[start]
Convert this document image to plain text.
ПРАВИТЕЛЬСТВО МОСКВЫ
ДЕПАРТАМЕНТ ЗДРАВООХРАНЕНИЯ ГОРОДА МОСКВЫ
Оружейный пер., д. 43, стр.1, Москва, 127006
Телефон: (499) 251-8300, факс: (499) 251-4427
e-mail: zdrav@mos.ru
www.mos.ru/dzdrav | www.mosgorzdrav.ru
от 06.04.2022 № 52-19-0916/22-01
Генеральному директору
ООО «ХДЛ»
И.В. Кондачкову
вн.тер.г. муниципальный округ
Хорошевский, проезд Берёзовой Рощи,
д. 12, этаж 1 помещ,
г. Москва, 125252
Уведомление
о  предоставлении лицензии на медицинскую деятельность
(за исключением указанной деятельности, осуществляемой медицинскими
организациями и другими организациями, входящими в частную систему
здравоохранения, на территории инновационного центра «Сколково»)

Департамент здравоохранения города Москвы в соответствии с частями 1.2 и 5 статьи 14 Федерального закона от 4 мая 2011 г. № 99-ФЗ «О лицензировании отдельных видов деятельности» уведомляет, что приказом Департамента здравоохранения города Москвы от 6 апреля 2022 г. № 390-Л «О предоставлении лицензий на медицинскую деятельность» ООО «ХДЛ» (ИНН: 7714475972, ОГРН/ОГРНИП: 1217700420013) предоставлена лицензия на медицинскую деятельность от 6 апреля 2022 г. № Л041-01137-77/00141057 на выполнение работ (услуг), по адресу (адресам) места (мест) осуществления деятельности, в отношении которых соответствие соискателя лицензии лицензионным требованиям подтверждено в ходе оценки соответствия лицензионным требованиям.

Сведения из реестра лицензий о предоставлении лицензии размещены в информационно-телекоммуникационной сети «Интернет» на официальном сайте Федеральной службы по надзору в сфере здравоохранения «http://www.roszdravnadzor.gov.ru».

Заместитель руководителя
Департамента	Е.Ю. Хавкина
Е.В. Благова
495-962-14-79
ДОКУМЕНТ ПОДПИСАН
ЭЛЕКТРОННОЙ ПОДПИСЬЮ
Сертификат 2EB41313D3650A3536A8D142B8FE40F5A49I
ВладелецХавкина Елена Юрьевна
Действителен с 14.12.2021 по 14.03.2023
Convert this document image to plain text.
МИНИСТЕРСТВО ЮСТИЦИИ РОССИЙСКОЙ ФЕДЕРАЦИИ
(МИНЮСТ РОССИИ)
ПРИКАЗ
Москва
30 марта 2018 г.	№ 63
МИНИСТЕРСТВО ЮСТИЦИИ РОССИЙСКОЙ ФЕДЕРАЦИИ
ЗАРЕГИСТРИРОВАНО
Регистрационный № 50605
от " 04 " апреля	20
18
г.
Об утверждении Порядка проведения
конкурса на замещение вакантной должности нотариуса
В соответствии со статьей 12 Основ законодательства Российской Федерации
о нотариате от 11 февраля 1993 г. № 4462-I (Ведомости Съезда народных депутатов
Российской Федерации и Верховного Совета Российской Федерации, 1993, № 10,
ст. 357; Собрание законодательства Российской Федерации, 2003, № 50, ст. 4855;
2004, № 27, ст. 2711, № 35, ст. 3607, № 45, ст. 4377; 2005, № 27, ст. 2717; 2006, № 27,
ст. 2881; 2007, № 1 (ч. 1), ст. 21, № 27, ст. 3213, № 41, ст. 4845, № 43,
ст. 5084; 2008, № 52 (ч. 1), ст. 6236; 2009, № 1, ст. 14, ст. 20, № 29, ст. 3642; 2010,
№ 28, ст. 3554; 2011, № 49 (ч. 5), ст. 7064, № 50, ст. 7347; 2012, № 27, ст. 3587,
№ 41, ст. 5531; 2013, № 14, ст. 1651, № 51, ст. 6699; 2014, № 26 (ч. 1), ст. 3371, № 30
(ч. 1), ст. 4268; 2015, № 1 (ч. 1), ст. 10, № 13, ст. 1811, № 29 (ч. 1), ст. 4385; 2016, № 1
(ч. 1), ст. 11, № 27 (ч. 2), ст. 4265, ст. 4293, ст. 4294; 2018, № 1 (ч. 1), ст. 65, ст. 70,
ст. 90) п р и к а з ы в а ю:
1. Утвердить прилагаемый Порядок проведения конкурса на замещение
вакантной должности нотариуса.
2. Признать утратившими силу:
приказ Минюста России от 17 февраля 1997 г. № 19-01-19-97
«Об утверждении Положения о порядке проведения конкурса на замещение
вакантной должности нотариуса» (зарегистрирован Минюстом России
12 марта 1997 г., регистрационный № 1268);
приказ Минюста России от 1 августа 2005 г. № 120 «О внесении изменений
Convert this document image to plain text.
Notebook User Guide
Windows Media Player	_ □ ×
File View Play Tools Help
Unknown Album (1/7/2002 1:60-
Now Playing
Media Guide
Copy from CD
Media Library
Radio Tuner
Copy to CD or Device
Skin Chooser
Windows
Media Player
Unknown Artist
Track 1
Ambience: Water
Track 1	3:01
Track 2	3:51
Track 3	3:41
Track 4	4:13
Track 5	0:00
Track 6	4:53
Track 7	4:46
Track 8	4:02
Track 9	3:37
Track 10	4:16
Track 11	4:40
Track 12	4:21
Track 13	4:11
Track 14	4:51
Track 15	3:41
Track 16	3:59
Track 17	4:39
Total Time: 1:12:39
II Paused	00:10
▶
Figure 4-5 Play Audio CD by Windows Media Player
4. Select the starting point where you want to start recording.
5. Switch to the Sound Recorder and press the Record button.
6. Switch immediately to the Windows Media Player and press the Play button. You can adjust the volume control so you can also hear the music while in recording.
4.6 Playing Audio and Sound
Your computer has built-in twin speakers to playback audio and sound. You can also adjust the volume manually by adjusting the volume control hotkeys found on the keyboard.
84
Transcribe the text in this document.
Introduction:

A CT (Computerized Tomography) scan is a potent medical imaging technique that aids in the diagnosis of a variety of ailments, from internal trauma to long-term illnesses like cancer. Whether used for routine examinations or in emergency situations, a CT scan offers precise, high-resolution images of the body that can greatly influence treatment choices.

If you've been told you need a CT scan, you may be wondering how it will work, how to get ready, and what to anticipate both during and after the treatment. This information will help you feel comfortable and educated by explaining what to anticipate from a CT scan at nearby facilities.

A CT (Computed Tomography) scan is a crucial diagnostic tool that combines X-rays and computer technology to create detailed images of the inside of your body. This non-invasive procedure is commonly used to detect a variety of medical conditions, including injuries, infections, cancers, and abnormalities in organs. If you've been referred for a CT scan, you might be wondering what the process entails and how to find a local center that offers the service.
[end]
**SET EXERCISE:** Show all lines from the data above in which the word "вакантной" appears.

**COMPLETE OUTPUT:**
конкурса на замещение вакантной должности нотариуса
вакантной должности нотариуса.
вакантной должности нотариуса» (зарегистрирован Минюстом России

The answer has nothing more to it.